### What to produce
Go through the material below and report how many lines contain "Midfielder". Give only the number.
········
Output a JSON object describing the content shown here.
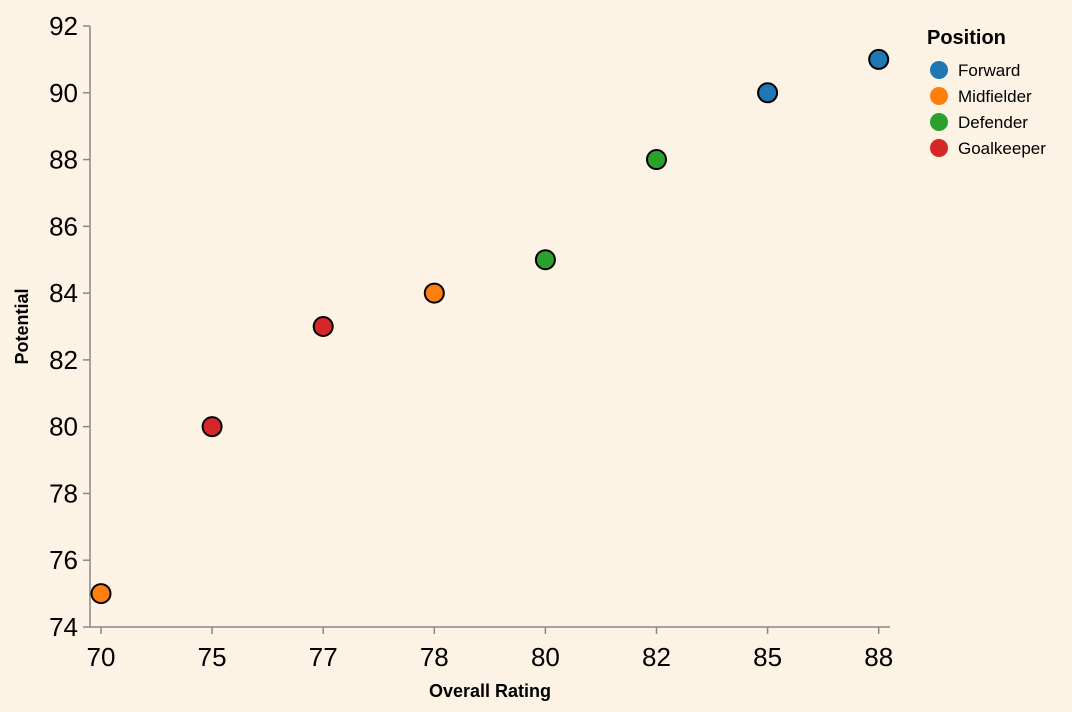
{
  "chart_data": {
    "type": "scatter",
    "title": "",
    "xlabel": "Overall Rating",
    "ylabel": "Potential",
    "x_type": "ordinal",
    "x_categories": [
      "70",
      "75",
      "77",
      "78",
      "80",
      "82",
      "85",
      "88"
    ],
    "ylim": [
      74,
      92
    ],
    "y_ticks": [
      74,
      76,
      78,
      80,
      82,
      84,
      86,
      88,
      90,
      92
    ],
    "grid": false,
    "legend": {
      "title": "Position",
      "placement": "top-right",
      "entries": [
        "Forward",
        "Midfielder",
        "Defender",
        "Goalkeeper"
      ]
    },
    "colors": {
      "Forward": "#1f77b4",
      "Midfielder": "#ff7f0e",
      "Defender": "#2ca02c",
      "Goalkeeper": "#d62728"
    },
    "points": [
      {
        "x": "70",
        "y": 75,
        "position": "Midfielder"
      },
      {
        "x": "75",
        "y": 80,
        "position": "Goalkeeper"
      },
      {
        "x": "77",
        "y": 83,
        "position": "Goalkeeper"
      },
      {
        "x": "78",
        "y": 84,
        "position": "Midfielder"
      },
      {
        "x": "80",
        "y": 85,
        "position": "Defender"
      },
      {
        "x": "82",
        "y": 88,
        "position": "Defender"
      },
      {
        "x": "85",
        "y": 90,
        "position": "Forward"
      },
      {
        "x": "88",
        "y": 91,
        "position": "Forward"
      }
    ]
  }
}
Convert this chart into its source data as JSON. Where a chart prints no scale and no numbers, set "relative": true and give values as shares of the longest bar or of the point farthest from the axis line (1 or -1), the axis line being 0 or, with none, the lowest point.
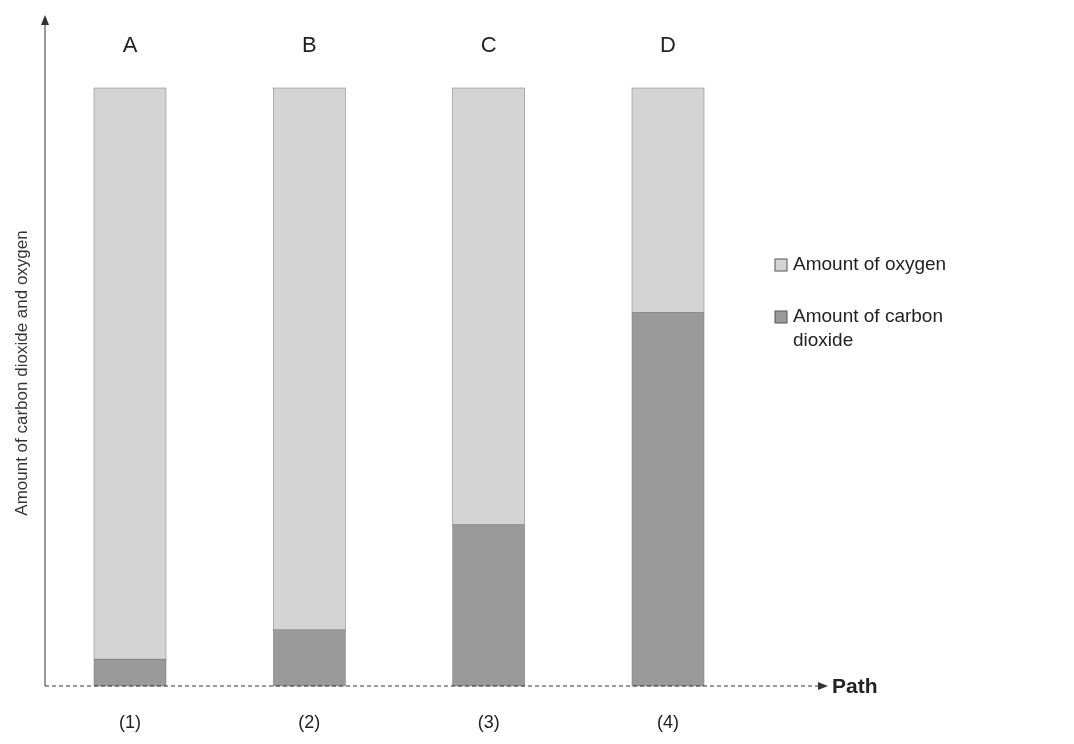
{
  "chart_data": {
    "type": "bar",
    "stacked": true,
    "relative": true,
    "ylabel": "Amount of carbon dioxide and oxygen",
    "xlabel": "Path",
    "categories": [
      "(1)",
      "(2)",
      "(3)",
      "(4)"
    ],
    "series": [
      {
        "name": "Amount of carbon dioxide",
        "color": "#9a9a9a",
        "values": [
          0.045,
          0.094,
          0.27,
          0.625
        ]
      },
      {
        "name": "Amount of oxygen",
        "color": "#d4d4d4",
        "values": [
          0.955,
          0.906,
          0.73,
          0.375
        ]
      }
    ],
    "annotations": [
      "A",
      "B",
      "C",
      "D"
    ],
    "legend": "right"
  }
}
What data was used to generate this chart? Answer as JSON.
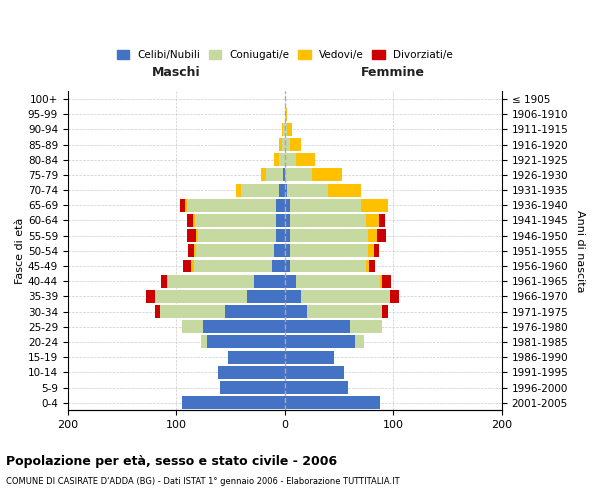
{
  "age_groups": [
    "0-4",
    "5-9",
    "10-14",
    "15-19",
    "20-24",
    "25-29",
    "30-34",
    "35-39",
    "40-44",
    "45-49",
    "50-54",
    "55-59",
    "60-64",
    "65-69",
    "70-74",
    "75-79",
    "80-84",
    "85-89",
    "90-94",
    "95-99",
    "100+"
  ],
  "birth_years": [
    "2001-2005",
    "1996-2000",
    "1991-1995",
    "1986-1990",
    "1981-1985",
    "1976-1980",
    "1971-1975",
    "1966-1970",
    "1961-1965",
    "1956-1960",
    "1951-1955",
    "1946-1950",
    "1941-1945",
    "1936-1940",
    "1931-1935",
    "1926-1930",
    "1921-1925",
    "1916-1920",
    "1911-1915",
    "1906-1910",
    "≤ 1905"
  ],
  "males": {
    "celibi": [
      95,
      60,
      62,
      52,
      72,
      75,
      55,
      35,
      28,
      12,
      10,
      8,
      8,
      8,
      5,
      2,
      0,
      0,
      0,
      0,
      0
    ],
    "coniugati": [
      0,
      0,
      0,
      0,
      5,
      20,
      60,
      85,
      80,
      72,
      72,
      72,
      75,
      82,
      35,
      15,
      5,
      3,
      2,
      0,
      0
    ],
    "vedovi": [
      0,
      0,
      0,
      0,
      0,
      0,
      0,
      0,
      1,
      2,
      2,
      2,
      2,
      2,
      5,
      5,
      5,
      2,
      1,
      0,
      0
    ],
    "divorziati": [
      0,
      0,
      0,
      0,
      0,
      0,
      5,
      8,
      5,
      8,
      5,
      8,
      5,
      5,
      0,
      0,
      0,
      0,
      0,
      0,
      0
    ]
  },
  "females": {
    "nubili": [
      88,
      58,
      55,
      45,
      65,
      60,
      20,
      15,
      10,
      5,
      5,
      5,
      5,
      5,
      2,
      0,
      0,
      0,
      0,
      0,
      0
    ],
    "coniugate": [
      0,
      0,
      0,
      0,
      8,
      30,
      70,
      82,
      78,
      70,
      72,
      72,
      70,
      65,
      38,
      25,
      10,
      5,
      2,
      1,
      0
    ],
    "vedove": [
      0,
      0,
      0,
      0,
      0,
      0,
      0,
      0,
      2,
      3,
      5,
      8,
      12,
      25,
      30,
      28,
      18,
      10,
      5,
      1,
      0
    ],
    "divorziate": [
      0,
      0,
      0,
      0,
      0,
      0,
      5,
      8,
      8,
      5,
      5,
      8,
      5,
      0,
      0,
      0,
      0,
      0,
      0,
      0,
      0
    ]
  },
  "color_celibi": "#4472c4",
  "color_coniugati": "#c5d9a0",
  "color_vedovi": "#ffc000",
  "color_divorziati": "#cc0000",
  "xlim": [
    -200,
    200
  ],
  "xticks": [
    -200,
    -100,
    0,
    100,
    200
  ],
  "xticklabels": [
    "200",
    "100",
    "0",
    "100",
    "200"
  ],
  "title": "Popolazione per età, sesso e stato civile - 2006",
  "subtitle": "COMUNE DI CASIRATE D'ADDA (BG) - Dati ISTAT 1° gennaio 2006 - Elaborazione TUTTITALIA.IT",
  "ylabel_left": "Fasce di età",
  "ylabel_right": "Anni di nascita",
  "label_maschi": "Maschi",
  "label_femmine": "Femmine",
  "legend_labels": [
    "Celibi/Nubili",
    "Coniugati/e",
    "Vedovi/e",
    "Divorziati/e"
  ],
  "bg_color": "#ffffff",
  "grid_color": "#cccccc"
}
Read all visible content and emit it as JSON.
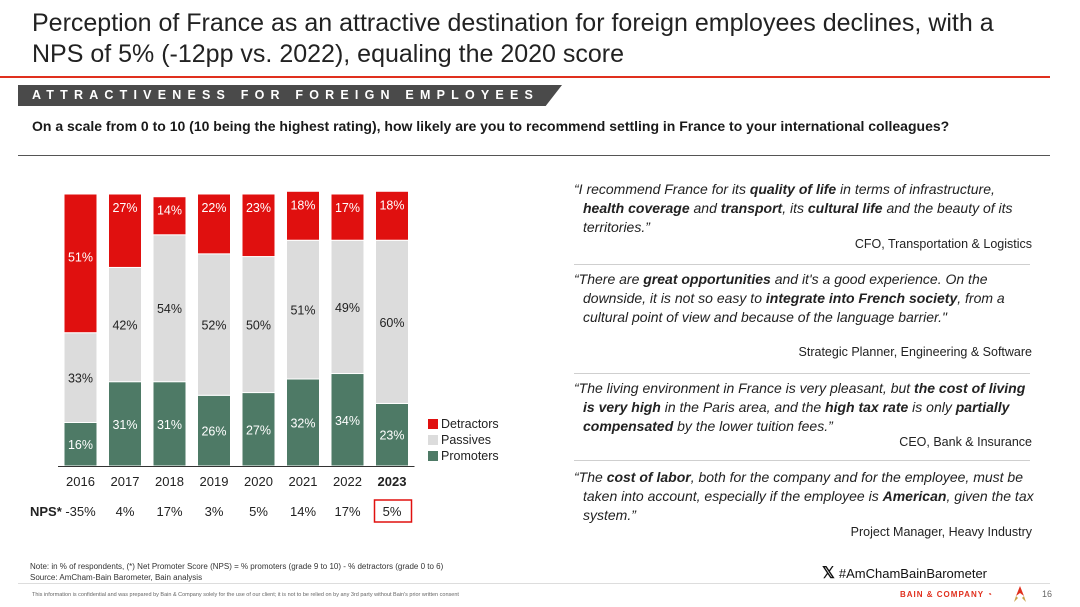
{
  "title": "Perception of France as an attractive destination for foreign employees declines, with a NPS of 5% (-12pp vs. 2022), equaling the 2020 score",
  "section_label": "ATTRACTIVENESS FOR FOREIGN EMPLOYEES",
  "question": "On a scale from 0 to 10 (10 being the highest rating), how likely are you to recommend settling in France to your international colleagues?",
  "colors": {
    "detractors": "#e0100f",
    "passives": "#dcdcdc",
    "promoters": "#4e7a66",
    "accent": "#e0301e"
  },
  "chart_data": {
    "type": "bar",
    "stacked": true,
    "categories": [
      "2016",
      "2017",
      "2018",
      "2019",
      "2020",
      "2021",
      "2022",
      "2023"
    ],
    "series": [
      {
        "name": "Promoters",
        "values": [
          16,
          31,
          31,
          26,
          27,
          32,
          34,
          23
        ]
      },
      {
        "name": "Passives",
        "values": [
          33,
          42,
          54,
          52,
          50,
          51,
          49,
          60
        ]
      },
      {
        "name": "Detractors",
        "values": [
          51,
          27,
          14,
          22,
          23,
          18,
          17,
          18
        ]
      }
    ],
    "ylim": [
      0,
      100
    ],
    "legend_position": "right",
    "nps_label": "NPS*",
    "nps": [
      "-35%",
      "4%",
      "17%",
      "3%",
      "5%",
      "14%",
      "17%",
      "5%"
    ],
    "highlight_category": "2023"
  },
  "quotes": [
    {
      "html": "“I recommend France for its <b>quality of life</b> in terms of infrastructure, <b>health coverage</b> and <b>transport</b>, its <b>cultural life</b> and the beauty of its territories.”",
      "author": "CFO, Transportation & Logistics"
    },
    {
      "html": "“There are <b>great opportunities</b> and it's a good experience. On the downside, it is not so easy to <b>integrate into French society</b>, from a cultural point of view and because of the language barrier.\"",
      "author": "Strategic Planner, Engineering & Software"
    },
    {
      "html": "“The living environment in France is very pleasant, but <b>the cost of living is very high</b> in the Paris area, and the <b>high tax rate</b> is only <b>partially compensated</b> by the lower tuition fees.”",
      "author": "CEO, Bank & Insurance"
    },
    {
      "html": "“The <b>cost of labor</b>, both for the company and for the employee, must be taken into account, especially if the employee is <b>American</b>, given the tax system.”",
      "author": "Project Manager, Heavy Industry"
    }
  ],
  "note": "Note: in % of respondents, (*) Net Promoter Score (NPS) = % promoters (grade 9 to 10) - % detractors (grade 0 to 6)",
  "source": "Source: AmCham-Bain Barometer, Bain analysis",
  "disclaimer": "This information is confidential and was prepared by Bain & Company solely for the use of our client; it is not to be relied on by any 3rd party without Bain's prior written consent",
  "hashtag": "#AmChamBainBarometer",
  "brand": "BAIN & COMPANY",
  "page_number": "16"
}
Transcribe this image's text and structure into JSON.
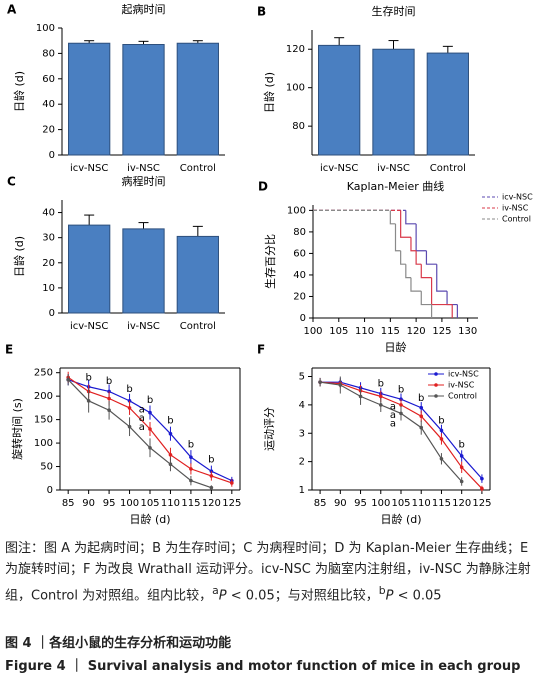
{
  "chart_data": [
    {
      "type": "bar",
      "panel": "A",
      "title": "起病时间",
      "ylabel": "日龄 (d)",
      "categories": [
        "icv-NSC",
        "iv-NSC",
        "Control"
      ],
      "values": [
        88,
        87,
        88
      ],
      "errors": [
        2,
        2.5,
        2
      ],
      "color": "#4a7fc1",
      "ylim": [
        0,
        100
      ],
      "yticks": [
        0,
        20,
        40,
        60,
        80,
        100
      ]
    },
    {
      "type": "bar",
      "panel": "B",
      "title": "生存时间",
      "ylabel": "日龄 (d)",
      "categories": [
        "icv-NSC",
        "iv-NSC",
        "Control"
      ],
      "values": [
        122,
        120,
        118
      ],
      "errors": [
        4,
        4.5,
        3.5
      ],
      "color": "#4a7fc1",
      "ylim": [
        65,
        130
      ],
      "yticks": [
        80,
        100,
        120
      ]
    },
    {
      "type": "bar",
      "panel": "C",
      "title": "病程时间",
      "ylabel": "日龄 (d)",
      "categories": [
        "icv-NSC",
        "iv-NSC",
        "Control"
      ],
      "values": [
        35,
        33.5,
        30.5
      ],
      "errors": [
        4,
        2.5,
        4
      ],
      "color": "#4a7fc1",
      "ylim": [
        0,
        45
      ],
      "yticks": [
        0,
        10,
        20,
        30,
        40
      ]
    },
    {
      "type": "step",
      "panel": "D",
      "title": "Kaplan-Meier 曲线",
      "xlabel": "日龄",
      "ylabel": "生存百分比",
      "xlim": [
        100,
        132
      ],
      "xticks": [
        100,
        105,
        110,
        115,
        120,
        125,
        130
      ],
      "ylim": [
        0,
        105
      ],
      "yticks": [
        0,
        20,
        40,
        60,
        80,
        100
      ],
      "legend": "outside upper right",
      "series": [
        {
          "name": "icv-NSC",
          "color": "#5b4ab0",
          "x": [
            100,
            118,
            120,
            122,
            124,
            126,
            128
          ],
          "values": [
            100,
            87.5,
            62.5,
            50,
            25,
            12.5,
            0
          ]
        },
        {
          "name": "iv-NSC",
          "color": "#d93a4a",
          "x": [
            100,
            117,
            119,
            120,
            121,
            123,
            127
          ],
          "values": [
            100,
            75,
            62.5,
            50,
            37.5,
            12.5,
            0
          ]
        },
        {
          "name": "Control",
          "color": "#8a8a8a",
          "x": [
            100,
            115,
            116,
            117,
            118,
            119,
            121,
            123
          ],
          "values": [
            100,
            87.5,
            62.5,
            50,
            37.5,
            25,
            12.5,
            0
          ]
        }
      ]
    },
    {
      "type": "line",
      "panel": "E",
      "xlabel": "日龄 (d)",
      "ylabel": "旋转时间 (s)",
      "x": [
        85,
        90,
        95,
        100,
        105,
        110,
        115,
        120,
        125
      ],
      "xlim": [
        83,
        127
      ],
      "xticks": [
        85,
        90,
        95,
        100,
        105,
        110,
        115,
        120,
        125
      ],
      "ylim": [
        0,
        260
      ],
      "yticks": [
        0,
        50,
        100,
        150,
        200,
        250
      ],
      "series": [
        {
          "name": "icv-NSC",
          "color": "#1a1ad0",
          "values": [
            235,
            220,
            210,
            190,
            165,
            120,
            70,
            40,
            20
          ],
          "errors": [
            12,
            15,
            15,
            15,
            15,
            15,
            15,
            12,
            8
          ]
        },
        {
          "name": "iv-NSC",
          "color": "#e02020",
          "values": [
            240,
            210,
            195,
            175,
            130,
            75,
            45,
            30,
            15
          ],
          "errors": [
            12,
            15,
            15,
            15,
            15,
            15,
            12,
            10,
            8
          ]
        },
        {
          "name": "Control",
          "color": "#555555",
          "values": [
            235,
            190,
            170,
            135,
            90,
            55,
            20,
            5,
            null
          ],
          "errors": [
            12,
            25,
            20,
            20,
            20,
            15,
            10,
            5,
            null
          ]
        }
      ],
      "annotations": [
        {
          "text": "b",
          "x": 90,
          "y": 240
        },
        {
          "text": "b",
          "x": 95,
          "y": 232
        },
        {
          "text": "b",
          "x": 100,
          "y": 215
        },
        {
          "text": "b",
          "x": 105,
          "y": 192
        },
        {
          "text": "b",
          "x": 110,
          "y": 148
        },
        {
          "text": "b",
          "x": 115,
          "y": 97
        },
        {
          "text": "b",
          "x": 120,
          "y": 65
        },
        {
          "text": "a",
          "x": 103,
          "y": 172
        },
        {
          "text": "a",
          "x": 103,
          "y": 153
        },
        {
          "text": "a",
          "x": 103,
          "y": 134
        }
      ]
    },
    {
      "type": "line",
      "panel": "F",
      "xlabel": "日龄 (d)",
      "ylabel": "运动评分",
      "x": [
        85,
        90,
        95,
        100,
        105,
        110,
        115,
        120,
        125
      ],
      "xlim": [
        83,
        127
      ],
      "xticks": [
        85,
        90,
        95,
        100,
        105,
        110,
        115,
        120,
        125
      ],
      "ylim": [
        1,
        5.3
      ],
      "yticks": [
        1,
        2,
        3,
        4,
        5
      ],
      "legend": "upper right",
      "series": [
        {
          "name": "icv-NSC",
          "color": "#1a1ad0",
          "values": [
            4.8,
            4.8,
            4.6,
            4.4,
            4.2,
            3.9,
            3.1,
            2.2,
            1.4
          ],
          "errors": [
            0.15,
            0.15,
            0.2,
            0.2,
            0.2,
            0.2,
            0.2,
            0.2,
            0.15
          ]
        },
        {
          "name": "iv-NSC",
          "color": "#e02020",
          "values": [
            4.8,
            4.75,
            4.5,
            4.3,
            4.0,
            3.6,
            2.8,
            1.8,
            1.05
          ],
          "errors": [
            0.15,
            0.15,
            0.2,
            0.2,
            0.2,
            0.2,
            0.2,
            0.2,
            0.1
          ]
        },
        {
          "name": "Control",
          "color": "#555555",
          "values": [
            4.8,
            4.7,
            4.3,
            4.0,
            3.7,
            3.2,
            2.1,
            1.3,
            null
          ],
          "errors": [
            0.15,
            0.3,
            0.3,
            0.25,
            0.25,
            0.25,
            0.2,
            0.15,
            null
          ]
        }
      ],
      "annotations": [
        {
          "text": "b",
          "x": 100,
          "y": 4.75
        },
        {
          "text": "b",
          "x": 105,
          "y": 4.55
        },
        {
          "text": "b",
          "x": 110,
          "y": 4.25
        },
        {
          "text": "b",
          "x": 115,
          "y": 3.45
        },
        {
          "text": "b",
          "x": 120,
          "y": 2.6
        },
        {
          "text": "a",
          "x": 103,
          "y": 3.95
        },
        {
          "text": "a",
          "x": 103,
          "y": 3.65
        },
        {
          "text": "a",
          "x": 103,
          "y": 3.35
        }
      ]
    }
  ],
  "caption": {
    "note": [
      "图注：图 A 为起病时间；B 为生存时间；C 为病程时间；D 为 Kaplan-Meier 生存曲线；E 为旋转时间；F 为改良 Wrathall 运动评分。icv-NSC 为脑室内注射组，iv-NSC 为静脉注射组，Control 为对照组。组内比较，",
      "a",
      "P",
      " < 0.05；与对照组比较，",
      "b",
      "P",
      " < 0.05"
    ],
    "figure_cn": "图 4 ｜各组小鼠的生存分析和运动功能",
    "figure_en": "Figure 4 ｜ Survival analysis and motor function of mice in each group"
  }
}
········
### Task response
4